Search the records for the word "RBCs" and pick out every line that has it.

----- DATA IN THIS EXERCISE

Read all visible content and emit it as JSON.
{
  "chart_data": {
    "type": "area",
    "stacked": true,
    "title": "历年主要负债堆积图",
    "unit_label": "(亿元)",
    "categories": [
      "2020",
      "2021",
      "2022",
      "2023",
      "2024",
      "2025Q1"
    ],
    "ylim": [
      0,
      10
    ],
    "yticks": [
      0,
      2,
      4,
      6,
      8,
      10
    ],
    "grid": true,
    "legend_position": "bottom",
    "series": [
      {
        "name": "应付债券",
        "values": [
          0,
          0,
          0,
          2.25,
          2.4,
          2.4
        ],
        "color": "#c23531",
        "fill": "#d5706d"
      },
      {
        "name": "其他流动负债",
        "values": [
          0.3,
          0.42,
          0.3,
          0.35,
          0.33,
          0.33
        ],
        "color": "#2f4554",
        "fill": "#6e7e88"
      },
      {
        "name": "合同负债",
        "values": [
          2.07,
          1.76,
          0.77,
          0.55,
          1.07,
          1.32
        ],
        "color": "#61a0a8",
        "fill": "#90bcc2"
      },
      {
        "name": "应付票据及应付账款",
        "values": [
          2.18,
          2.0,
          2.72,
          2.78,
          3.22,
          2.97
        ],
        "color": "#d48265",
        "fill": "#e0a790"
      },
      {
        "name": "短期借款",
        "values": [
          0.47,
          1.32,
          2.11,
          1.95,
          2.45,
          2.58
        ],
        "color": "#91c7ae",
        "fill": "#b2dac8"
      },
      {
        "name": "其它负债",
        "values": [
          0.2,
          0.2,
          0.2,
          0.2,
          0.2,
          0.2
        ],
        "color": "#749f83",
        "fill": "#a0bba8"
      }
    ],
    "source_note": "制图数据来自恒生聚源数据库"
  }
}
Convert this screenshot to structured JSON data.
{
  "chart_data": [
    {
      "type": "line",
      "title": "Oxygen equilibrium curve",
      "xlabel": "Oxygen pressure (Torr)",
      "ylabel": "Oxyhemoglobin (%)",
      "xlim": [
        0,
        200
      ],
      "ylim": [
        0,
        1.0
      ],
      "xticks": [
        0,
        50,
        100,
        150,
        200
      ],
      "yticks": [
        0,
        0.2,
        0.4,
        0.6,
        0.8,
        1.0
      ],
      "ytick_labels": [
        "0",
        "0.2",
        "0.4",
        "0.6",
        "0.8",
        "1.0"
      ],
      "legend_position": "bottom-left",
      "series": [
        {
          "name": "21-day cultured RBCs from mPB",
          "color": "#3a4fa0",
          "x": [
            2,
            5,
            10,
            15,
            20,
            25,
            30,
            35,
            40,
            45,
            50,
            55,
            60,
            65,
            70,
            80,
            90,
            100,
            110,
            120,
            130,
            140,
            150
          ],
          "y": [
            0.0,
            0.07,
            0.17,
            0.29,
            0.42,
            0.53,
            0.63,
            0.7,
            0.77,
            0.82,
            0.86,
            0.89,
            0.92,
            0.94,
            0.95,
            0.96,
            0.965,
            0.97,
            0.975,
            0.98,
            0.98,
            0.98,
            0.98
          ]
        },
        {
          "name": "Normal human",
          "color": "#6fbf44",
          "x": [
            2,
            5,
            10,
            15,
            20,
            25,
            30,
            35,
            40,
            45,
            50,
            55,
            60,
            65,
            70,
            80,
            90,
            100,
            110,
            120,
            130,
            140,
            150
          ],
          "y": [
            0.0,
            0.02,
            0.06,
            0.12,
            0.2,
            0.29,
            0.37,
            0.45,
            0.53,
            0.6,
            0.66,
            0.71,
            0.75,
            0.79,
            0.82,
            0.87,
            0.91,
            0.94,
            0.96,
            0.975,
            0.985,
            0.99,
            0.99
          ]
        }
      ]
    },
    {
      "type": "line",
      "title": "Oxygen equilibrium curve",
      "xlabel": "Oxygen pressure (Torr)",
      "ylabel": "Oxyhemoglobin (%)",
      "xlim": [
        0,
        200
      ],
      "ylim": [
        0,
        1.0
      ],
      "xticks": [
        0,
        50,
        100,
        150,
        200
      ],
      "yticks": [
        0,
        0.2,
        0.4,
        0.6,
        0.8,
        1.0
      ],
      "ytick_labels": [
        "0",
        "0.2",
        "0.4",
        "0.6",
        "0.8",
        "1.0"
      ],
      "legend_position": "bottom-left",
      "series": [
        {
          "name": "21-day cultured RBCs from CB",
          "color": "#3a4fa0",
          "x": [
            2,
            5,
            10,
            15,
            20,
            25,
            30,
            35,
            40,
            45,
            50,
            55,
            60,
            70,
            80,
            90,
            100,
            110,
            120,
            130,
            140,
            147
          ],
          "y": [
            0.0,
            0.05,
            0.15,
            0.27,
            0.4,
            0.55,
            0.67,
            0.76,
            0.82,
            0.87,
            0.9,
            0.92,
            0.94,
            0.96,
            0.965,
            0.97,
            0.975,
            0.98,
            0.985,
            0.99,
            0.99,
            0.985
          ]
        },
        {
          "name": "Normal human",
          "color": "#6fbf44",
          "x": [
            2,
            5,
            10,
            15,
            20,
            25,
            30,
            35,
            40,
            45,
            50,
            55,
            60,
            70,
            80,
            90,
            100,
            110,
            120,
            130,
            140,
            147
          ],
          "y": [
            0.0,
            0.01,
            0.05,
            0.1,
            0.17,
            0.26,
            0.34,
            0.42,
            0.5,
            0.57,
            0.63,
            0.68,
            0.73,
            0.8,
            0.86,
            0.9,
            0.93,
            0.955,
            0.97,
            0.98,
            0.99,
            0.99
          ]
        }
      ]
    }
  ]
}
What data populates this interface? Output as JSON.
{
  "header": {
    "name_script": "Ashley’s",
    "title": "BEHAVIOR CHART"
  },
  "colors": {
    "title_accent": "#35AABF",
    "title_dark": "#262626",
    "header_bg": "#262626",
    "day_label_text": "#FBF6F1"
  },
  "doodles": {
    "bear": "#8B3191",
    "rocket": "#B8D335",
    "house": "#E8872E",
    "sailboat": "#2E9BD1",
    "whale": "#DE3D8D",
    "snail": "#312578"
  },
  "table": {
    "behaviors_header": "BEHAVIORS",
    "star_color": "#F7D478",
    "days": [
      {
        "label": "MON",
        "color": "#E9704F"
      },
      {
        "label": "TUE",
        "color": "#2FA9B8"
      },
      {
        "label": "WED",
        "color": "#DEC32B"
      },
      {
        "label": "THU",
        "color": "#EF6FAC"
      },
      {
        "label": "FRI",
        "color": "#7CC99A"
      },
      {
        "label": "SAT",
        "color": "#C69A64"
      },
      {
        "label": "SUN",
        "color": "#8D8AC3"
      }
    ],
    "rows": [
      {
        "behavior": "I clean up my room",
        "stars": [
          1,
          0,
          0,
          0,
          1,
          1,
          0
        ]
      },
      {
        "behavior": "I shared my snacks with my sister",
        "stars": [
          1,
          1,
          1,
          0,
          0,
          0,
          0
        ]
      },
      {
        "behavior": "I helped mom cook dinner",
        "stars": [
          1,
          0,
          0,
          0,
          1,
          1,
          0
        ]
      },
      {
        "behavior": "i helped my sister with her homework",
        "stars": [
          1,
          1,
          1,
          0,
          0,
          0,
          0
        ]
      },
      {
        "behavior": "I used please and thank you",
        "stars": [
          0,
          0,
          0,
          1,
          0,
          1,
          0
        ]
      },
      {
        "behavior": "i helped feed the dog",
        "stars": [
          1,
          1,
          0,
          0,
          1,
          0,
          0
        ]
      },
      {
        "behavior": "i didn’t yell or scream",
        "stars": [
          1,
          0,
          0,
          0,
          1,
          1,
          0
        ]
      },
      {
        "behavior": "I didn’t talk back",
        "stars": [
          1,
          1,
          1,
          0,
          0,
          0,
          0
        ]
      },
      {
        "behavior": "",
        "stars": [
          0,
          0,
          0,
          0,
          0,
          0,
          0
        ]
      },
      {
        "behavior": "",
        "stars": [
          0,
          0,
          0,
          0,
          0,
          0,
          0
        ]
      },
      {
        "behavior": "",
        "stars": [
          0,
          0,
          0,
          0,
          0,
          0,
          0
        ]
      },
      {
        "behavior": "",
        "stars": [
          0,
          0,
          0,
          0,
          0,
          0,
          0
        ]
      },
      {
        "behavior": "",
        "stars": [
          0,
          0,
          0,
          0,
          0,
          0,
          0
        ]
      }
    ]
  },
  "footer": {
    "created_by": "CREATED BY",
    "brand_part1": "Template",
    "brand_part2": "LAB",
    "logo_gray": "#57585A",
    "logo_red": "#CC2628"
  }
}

----------

- _ANSWER TO THIS EXERCISE_:
          "name": "21-day cultured RBCs from mPB",
          "name": "21-day cultured RBCs from CB",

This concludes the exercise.